Der Unruhegeist - Hartmut Mehdorn wird 75

 Hartmut Mehdorn. Foto: epa/Rainer Jensen
Hartmut Mehdorn. Foto: epa/Rainer Jensen

BERLIN (dpa) - Es ist ruhig um ihn geworden, weil er es so will. Hartmut Mehdorn hat als Manager einen rustikalen Rumpelstil geprägt. Jetzt wird er 75.

Im Sommer verbringt er die meiste Zeit in Südfrankreich. Dort besitzt er mit seiner Frau ein Haus und einen kleinen Weinberg, vier Hektar groß, «mitten im Niemandsland». Ab und zu ist Hartmut Mehdorn auch in Berlin. Ein bisschen was hat der frühere Bahnchef da beruflich noch zu tun. «Ich betreue drei kleine Start-ups in Berlin», erzählt Mehdorn. Bei einem von ihnen sei er im Aufsichtsrat, aber das wolle er bald aufgeben.

● ● ●

> Aufgabenliste:
• A. Beantworte zum Text über Hartmut Mehdorn diese Fragen:
(i) Wo verbringt er im Sommer die meiste Zeit?
(ii) Wie groß ist sein Weinberg?
(iii) Wie viele Start-ups betreut er in Berlin?
• B. Fasse den Text über Hartmut Mehdorn in zwei Sätzen zusammen.
• C. Schreib den Text über Hartmut Mehdorn nach dem letzten Satz weiter.

Einträge mit Begrenzungsrahmen

● ● ●

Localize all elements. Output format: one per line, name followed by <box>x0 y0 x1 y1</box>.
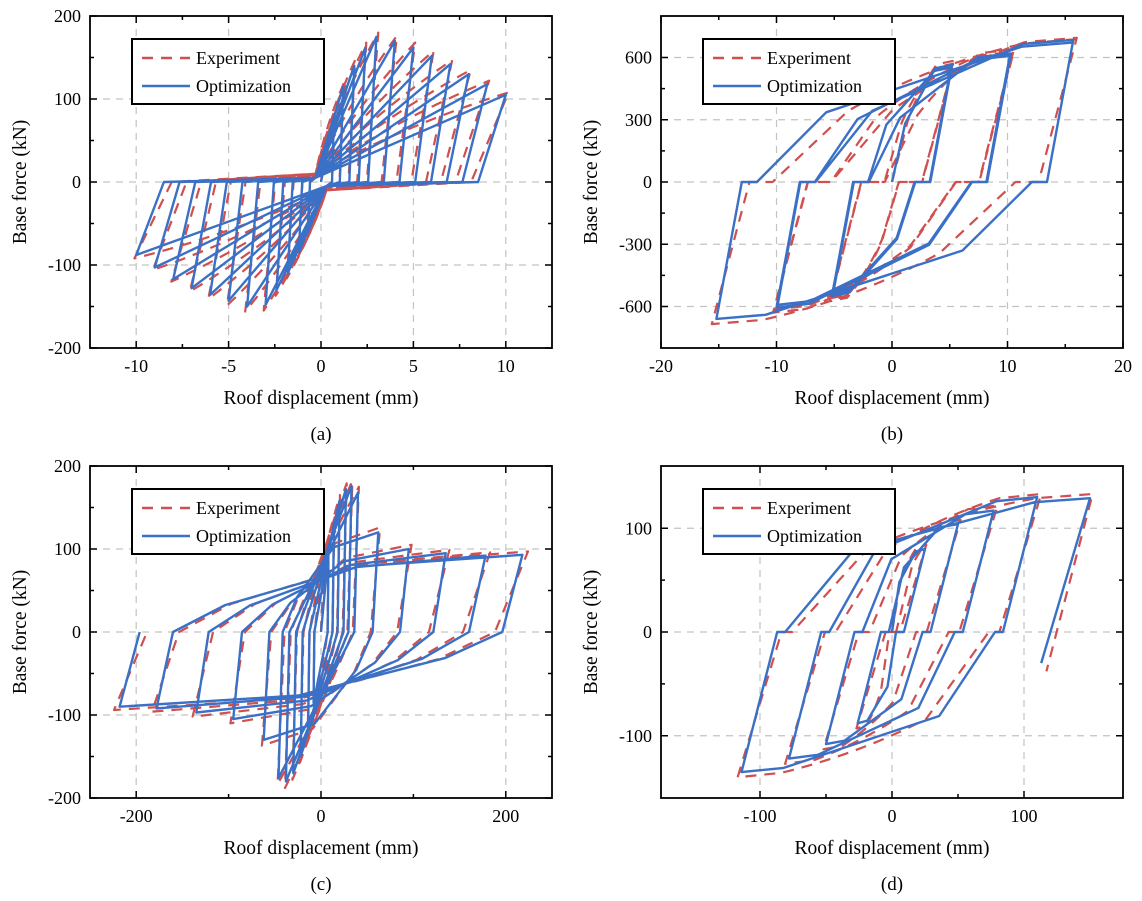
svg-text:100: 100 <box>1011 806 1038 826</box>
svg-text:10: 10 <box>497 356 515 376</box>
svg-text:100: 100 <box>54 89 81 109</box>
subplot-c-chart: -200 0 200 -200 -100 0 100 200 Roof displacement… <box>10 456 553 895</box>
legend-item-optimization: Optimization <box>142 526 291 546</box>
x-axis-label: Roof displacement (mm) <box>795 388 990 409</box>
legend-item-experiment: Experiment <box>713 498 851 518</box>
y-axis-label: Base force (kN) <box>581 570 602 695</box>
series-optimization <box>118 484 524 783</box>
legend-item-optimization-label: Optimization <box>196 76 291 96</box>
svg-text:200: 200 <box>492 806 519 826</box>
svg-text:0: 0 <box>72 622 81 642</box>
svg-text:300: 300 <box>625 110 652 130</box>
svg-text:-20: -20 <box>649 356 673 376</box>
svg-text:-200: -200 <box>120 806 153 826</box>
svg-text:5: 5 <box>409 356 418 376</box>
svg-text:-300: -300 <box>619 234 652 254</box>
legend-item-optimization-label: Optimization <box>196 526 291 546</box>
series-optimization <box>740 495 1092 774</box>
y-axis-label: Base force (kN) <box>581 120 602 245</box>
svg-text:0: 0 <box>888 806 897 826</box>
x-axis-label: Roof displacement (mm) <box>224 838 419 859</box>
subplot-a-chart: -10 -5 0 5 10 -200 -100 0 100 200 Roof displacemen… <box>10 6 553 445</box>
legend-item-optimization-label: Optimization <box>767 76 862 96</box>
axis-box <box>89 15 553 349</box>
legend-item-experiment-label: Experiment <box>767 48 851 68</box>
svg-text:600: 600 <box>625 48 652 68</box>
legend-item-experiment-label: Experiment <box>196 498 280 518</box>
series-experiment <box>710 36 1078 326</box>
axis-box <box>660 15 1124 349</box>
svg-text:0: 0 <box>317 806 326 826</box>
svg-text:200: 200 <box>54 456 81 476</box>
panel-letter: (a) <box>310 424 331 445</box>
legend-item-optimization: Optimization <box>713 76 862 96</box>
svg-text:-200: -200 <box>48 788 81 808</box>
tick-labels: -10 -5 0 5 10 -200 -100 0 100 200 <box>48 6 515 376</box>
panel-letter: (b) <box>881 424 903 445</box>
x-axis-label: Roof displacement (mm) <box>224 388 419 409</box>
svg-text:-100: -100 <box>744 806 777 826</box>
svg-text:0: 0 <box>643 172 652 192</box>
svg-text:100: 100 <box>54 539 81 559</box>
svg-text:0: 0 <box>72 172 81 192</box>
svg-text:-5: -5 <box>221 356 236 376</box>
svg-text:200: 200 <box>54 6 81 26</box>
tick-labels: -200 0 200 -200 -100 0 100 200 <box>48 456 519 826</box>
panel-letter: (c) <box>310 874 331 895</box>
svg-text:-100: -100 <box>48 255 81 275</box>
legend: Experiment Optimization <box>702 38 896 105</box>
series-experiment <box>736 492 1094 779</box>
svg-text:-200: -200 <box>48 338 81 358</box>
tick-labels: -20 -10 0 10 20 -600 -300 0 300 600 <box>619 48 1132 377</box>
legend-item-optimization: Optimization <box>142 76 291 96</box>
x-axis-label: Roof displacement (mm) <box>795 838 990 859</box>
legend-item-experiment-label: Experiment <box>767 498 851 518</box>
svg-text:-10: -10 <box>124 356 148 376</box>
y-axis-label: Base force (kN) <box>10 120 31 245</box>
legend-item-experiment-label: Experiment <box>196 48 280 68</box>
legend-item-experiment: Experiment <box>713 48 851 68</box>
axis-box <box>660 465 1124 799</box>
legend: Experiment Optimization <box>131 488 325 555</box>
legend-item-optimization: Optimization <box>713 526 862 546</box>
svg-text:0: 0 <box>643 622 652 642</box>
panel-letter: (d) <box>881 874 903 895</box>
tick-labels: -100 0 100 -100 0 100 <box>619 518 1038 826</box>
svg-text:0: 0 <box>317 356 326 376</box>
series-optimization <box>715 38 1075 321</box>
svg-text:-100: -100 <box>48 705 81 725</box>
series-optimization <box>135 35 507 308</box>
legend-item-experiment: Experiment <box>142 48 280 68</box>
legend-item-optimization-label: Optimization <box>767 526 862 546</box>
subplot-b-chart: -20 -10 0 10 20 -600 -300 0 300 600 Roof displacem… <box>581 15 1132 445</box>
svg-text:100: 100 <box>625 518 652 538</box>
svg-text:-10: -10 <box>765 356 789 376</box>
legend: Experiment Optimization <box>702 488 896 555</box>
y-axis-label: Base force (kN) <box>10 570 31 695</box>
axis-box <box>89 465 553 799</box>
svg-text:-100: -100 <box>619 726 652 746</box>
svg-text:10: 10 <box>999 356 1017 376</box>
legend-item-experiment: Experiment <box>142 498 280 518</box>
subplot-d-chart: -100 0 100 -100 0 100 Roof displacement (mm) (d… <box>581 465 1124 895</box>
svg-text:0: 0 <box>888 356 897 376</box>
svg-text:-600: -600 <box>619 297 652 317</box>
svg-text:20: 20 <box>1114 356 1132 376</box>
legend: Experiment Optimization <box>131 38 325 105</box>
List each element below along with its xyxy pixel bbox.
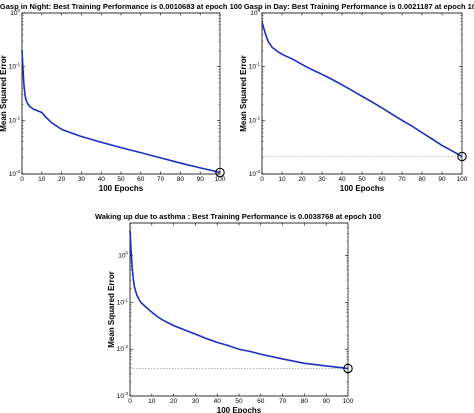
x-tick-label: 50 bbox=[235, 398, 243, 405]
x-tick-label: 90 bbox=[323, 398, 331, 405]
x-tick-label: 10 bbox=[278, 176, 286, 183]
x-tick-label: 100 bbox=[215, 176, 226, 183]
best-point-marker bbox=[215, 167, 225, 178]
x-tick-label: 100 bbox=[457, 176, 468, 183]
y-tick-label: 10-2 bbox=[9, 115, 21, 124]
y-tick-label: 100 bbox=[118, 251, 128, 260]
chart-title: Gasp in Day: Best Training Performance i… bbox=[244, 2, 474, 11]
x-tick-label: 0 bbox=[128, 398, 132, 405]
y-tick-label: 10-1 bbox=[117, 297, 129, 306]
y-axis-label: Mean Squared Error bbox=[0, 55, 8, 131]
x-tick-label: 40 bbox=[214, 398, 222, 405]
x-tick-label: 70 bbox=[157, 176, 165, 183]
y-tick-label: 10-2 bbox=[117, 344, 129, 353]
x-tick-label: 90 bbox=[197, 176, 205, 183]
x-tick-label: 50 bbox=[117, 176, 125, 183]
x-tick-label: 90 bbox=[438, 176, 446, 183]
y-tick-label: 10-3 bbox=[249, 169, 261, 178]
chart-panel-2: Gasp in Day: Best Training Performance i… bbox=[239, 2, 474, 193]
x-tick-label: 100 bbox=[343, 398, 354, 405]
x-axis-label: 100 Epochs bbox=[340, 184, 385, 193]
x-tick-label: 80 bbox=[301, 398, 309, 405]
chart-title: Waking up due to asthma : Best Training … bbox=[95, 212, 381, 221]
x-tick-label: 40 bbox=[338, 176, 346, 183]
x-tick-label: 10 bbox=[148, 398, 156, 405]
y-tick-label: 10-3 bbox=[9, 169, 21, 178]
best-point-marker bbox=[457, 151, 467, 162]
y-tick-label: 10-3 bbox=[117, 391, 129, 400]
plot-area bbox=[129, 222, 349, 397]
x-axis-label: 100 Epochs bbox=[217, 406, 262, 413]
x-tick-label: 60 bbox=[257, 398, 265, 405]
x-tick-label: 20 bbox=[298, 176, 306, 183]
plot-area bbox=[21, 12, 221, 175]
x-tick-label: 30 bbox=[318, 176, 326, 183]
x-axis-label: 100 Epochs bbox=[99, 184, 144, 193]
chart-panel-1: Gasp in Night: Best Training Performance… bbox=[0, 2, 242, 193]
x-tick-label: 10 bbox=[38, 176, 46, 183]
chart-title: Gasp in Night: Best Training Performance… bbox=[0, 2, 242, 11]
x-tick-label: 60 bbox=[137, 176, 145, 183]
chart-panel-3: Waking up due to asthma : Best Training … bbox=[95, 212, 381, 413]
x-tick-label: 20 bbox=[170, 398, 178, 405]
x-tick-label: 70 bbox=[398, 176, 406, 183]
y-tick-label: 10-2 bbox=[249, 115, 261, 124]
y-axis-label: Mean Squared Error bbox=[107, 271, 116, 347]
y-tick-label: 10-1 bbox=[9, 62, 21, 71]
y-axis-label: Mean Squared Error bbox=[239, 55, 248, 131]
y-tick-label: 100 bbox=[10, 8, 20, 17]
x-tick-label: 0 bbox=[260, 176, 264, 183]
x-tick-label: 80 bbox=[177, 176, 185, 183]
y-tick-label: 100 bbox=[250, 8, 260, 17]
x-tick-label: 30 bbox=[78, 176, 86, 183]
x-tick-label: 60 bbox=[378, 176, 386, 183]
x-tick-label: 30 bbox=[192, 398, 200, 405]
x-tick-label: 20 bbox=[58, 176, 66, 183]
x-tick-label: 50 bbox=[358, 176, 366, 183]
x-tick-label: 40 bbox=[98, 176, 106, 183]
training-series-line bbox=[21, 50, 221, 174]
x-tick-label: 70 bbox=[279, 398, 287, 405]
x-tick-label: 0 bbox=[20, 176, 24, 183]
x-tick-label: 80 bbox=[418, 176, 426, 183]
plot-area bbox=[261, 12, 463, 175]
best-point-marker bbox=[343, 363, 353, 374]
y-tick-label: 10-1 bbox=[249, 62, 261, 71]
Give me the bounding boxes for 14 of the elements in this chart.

● ● ●

> Antworten:
• A.
(i) In Südfrankreich.
(ii) Vier Hektar.
(iii) Drei.

• B. Hartmut Mehdorn, der frühere Bahnchef, hat als Manager einen rustikalen Stil geprägt und wird 75. Es ist bewusst ruhig um ihn geworden: Den Sommer verbringt er meist in Südfrankreich, wo er mit seiner Frau ein Haus und einen kleinen Weinberg besitzt, und in Berlin betreut er noch drei kleine Start-ups.

• C.
Denn Mehdorn ist eigentlich seit gut zwei Jahren im Ruhestand. «Es geht mir gut», sagt er. Am Montag (31. Juli) feiert er seinen 75. Geburtstag. Da werde er irgendwo in Deutschland oder Frankreich unterwegs und bestimmt nicht erreichbar sein.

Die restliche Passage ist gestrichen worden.